- What the task requires -
Note each line of the listing that contains the string "Analyzing", and copy it.
━━ Stored records ━━
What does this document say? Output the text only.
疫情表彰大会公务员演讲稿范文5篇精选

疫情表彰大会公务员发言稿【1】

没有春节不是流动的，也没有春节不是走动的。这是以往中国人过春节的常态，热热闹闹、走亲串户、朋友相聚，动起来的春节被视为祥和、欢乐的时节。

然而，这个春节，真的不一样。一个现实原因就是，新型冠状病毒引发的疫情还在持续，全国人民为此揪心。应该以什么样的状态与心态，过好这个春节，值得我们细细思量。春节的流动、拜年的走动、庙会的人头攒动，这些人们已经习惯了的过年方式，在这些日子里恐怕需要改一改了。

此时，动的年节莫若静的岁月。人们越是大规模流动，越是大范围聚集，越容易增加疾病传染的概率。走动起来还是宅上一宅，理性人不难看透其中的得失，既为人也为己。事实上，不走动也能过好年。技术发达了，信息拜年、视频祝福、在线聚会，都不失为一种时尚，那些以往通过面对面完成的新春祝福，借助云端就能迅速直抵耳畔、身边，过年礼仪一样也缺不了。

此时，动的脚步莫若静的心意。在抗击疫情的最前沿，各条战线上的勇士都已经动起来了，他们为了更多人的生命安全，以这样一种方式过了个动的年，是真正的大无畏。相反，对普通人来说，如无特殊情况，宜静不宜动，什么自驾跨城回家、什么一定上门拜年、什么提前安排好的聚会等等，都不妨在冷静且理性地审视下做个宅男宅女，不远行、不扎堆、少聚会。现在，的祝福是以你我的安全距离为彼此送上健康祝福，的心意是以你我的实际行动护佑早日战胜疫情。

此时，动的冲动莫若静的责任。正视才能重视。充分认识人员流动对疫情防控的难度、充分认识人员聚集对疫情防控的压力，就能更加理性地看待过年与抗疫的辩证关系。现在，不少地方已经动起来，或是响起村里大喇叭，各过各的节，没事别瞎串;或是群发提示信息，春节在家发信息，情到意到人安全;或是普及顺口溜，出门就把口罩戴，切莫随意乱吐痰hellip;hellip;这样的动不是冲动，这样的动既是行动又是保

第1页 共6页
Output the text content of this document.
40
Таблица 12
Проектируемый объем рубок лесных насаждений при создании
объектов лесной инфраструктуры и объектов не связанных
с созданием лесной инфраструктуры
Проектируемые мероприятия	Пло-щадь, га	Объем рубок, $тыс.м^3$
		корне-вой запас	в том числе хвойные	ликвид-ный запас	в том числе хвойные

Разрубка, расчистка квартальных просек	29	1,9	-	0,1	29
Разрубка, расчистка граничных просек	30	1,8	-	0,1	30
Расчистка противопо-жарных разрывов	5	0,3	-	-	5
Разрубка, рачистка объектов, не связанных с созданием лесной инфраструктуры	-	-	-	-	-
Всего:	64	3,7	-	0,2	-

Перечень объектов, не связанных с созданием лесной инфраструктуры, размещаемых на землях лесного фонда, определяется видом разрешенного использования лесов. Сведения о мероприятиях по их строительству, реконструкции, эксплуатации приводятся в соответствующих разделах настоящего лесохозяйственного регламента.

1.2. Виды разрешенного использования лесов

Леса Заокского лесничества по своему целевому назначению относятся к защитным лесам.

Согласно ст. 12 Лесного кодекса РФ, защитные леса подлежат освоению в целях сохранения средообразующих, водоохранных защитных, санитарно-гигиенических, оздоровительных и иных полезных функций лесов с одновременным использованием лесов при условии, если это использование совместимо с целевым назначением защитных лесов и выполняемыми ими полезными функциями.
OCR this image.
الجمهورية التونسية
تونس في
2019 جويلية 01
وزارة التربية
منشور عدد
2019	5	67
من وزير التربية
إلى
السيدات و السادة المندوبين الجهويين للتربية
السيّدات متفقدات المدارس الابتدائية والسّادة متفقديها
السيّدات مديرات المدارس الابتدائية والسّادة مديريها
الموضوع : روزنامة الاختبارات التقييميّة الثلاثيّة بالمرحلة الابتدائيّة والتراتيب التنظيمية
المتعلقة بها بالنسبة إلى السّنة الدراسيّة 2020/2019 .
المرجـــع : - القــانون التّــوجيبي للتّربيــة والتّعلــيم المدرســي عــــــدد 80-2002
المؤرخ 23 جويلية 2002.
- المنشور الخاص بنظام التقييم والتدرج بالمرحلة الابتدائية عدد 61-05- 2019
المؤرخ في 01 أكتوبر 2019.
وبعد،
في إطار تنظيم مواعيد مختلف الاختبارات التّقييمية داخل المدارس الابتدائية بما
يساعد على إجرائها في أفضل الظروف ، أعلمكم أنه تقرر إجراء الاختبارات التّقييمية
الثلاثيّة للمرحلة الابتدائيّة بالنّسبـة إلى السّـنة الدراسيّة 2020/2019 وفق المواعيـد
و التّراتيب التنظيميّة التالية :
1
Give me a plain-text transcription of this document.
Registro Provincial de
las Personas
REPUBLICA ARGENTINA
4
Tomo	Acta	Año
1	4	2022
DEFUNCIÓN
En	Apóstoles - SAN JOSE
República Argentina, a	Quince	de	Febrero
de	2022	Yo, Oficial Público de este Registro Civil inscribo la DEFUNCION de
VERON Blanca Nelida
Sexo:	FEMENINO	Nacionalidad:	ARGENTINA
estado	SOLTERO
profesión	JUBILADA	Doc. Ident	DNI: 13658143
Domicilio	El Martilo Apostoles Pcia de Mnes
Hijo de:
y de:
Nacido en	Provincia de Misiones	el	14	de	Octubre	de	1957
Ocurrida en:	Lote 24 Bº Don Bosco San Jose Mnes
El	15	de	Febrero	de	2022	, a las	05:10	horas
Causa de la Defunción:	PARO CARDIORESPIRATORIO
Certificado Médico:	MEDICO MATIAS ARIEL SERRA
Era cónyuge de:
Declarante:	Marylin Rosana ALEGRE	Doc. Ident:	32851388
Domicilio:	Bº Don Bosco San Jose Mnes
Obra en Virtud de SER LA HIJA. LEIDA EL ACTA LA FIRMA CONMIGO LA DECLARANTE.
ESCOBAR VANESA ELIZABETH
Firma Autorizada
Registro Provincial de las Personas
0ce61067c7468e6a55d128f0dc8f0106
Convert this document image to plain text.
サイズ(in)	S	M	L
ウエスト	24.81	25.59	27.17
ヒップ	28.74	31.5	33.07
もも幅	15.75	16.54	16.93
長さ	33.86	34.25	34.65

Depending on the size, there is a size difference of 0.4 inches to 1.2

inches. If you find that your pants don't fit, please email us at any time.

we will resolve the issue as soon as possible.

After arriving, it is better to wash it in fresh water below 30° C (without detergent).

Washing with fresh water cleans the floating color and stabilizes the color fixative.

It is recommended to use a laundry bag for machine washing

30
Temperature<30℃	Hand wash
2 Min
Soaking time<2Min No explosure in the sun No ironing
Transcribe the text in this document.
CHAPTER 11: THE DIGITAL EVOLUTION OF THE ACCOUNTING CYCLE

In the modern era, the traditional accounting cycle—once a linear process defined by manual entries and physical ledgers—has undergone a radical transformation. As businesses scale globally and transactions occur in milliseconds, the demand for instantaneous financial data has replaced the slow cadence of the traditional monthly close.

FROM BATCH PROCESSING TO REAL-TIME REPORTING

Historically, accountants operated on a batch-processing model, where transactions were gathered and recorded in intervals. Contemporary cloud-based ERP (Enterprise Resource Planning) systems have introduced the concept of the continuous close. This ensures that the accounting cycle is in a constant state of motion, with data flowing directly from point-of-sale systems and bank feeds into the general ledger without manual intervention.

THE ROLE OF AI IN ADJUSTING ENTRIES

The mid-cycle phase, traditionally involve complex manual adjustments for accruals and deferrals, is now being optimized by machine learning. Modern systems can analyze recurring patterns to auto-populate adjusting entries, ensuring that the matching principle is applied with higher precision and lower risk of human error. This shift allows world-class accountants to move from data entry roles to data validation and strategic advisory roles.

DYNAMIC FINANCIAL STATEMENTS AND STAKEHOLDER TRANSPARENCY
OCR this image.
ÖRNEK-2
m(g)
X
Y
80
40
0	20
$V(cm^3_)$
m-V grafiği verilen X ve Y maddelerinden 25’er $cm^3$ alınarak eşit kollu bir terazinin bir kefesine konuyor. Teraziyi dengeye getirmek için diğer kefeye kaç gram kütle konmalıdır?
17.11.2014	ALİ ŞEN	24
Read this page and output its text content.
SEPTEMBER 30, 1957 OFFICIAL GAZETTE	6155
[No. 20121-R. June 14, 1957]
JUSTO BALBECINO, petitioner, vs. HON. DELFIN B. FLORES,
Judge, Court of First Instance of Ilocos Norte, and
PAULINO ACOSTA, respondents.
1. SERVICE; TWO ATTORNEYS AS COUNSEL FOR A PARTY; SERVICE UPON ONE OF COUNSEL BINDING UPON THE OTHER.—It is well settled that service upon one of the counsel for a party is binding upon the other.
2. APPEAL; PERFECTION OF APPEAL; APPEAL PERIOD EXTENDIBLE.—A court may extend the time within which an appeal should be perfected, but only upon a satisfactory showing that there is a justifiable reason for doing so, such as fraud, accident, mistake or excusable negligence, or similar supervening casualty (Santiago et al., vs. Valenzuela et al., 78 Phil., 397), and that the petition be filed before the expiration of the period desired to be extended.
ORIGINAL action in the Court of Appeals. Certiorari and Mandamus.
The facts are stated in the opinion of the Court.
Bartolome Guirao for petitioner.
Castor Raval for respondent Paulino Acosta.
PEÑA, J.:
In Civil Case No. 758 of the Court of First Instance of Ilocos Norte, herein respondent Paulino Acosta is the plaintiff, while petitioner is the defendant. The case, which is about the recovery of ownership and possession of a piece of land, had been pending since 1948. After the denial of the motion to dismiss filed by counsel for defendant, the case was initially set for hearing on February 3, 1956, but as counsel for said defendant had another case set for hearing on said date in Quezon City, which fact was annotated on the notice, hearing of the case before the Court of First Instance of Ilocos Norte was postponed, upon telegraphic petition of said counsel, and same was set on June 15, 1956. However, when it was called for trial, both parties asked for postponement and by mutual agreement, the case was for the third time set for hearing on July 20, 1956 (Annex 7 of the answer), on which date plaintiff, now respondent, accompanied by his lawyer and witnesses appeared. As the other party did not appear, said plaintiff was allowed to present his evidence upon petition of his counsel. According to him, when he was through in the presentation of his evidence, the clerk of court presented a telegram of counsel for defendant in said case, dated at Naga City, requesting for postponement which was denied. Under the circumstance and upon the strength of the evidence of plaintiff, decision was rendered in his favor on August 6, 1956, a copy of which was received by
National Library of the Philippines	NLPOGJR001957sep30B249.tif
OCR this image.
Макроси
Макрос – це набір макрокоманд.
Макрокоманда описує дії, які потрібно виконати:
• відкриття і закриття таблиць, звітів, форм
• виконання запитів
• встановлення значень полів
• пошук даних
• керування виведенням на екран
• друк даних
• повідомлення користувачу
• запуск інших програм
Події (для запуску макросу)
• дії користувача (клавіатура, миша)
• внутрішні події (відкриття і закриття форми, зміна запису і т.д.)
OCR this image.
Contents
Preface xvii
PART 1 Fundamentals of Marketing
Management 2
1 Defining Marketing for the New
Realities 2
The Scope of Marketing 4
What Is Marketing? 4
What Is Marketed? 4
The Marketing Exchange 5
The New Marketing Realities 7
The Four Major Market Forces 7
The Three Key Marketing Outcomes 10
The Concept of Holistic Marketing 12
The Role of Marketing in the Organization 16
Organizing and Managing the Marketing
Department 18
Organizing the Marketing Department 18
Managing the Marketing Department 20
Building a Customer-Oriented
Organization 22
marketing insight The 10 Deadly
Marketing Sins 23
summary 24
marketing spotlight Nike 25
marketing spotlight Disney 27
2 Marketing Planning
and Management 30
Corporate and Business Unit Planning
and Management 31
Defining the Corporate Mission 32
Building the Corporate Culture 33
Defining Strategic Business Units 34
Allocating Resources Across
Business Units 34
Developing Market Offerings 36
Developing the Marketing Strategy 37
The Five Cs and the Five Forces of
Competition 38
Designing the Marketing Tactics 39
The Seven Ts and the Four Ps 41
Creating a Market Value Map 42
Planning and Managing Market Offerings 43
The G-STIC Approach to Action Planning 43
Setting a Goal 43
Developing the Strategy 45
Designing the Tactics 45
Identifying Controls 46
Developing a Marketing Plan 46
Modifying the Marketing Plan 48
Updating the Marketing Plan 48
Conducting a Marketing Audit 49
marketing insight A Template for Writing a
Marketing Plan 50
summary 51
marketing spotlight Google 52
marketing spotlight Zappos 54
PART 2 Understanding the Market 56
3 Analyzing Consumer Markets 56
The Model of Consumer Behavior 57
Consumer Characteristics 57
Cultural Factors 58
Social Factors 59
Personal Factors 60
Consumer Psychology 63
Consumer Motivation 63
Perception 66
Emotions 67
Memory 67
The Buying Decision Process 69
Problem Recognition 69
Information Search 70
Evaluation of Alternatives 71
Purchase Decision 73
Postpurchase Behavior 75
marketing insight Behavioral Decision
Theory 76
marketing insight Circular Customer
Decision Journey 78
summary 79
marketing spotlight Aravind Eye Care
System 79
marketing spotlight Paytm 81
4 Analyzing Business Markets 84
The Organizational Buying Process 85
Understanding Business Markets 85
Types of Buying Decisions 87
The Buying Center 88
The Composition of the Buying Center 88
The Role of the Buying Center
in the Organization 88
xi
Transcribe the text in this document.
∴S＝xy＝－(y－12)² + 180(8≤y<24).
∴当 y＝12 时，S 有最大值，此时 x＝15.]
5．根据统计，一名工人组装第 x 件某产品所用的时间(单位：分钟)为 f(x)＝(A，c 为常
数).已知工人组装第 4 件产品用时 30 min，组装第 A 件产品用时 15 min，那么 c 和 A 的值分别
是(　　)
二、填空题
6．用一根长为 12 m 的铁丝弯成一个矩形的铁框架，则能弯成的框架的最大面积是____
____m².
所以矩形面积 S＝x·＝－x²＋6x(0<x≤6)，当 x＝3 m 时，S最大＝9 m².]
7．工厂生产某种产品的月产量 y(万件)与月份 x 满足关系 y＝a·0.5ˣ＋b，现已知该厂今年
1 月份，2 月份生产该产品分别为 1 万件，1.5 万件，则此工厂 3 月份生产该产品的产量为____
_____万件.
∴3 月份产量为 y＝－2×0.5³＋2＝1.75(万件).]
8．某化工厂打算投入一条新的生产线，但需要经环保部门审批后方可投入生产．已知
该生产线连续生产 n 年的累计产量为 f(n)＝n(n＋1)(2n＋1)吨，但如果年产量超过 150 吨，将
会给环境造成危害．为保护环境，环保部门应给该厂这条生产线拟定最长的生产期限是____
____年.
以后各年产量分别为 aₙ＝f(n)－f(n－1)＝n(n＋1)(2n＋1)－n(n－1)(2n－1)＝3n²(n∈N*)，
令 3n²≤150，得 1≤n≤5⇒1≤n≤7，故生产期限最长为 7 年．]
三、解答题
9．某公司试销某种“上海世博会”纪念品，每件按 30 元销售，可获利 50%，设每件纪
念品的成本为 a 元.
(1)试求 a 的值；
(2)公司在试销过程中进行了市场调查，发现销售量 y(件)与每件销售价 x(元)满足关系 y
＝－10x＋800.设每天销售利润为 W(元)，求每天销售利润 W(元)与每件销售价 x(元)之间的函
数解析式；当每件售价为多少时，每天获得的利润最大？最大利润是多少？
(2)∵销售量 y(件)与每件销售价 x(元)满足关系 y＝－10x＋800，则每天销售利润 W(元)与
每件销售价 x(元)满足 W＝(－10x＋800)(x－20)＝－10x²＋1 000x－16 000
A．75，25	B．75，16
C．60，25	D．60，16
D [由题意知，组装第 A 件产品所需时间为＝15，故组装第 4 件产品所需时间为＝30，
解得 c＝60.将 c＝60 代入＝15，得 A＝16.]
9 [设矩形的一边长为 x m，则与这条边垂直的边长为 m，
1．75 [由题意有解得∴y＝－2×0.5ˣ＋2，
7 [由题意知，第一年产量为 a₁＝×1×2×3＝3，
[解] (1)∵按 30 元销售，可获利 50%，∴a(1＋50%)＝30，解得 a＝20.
━━━
- Output of the exercise -
3 Analyzing Consumer Markets 56
4 Analyzing Business Markets 84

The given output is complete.